» Selected text
⁂

22 Joab prostrated himself on the ground, and then he bowed down before the king, and [asked God to] bless him. Then Joab said, “Your Majesty, today I know that you are pleased with me, because you have agreed to do what I requested.”
I upadł Joab obliczem swem na ziemię, a pokłoniwszy się błogosławił królowi, i rzekł Joab: Dziś poznał sługa twój, żem znalazł łaskę w oczach twoich, królu, panie mój, ponieważ uczynił król zadość prośbie sługi swego.
23 Then Joab got up and went to Geshur, and got Absalom and brought him back to Jerusalem.
Wstał tedy Joab, a szedł do Giessur, i przywiódł Absaloma do Jeruzalemu.
24 But the king said/commanded that Absalom would not be permitted to live in the palace. He said, “I do not want him to come to see me.” So Absalom lived in his own house, and did not go to [talk to] the king.
I rzekł król: Niech się wróci do domu swego, ale oblicza mego niech nie widzi. A tak wrócił się Absalom do domu swego, ale oblicza królewskiego nie widział.
25 Absalom was very handsome. He looked perfect, from the bottom of his feet to the top of his head. In all of Israel there was no one whom people admired more than Absalom.
A nie było męża tak krasnego, jako Absalom we wszystkim Izraelu, coby miał tak wielką chwałę; od stopy nogi jego aż do wierzchu głowy jego nie było na nim zmazy.
26 His hair was very thick, and he cut it only once each year, when it became too heavy for him. Using the standard weights, he would weigh the hair [that he cut off], and it always weighed about five pounds.
A gdy strzygł głowę swoję, (a zwykł ją na każdy rok strzydz; bo mu ciążyła, przetoż ją strzygł, ) ważyły włosy głowy jego dwieście syklów wagi królewskiej.
27 Absalom had three sons and one daughter named Tamar. She was a very beautiful woman.
I urodzili się Absalomowi trzej synowie, i córka jedna, której imię było Tamar, która niewiasta była piękna na wejrzeniu.
28 [After] Absalom [returned to] Jerusalem, he lived there two years, and during that time he never [was allowed to] see the king.
I mieszkał Absalom w Jeruzalemie dwa lata, a twarzy królewskiej nie widział.
29 So he sent [a messenger] to Joab to ask him to come [and talk to him], but Joab refused to come. So Absalom sent [a message to him] a second time, but he still would not come.
Przetoż posłał Absalom do Joaba, chcąc go posłać do króla, ale on nie chciał przyjść do niego; posłał potem powtóre, i nie chciał przyjść.
30 Then Absalom said to his servants, “You know that Joab’s field is next to mine, and that he has barley [growing] there. Go and light a fire there [to burn his barley].” So Absalom’s servants [went there and] lit a fire, [and all his barley burned].

⁂

» Document understanding data

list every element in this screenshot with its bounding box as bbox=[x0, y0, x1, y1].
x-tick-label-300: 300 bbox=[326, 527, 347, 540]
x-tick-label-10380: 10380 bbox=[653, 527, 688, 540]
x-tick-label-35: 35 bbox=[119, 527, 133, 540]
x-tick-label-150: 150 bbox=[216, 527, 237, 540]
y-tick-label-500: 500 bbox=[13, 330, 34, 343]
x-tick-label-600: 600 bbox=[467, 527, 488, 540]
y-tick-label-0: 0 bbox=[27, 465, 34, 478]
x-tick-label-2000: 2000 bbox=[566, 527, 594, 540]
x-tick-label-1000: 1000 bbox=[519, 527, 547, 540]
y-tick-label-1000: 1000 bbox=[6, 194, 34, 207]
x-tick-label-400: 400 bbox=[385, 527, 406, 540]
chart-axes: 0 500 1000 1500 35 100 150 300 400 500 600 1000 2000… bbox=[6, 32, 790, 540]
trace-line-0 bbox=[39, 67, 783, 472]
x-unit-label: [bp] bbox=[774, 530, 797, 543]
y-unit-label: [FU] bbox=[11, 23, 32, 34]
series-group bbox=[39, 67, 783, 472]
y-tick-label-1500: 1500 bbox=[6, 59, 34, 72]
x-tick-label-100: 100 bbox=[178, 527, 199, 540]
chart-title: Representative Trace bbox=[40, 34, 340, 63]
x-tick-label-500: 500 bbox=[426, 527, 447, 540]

⁂

» Work request
Rewrite the passage about Joab and Absalom between "A nie było męża" and "na nim zmazy.", inclusive, and put "pięknego" in place of "krasnego".

» Your response
A nie było męża tak pięknego, jako Absalom we wszystkim Izraelu, coby miał tak wielką chwałę; od stopy nogi jego aż do wierzchu głowy jego nie było na nim zmazy.